- [WHAT YOU NEED TO DO] Images should be left out, and everything else in the listing reproduced exactly.

- [EXCERPTED DATA]
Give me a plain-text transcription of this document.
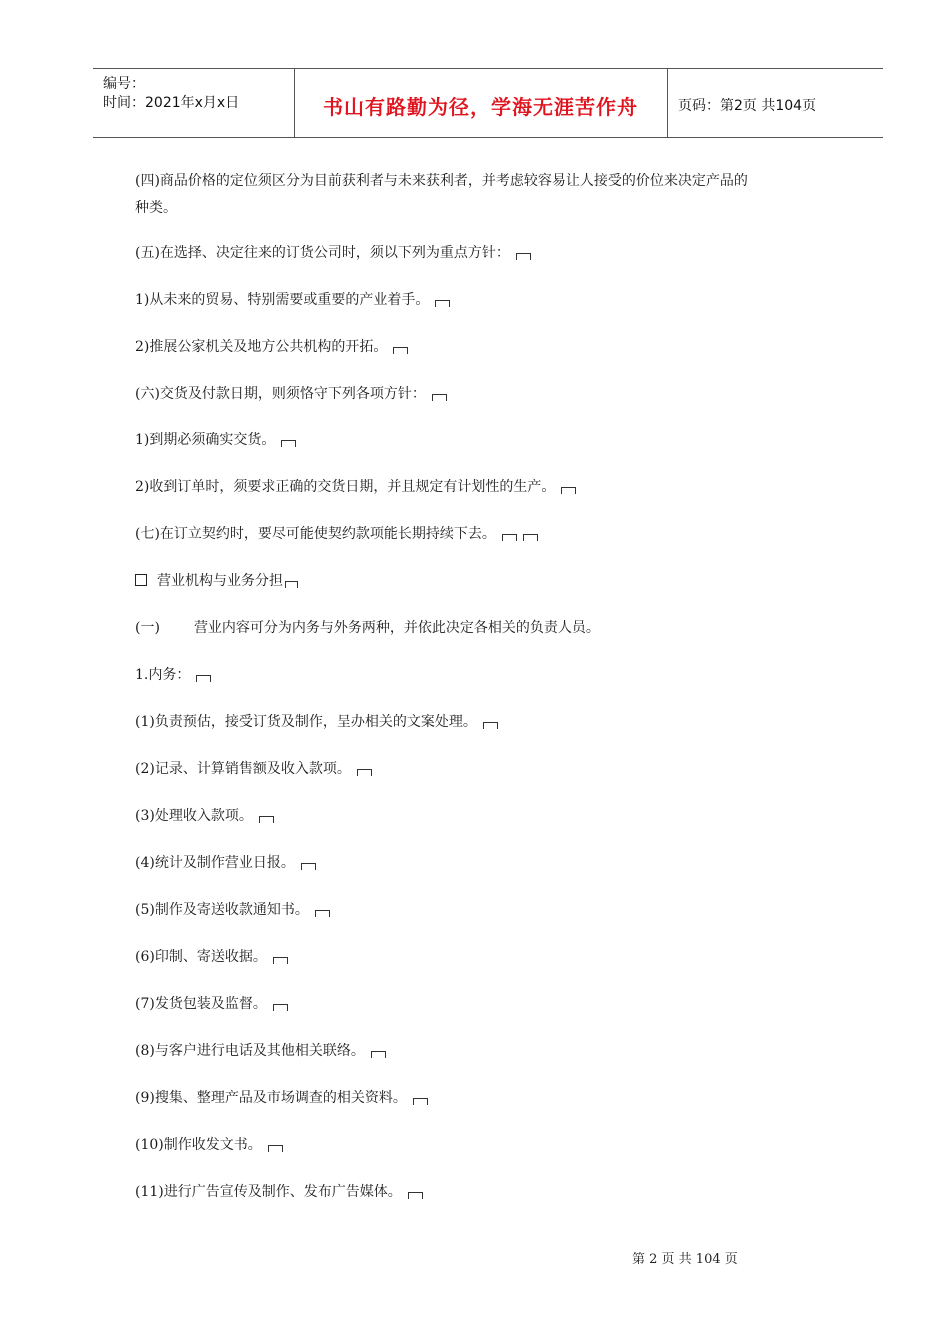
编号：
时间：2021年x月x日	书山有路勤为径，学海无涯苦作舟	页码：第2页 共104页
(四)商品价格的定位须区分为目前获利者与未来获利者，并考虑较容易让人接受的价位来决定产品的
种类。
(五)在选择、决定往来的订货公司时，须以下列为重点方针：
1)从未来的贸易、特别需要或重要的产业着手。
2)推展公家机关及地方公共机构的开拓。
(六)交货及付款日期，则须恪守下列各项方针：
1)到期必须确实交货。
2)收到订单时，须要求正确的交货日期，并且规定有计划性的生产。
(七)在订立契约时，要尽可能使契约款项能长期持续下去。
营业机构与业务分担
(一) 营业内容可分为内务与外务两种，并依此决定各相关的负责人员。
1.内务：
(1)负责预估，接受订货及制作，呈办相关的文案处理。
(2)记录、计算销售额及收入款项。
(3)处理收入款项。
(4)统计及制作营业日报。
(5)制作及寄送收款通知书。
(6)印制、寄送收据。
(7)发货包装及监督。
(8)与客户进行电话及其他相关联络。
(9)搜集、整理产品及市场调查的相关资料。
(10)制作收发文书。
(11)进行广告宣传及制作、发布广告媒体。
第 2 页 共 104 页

- [WRITTEN REPLY]
Give me a plain-text transcription of this document.
编号：
时间：2021年x月x日	书山有路勤为径，学海无涯苦作舟	页码：第2页 共104页
(四)商品价格的定位须区分为目前获利者与未来获利者，并考虑较容易让人接受的价位来决定产品的
种类。
(五)在选择、决定往来的订货公司时，须以下列为重点方针：
1)从未来的贸易、特别需要或重要的产业着手。
2)推展公家机关及地方公共机构的开拓。
(六)交货及付款日期，则须恪守下列各项方针：
1)到期必须确实交货。
2)收到订单时，须要求正确的交货日期，并且规定有计划性的生产。
(七)在订立契约时，要尽可能使契约款项能长期持续下去。
营业机构与业务分担
(一) 营业内容可分为内务与外务两种，并依此决定各相关的负责人员。
1.内务：
(1)负责预估，接受订货及制作，呈办相关的文案处理。
(2)记录、计算销售额及收入款项。
(3)处理收入款项。
(4)统计及制作营业日报。
(5)制作及寄送收款通知书。
(6)印制、寄送收据。
(7)发货包装及监督。
(8)与客户进行电话及其他相关联络。
(9)搜集、整理产品及市场调查的相关资料。
(10)制作收发文书。
(11)进行广告宣传及制作、发布广告媒体。
第 2 页 共 104 页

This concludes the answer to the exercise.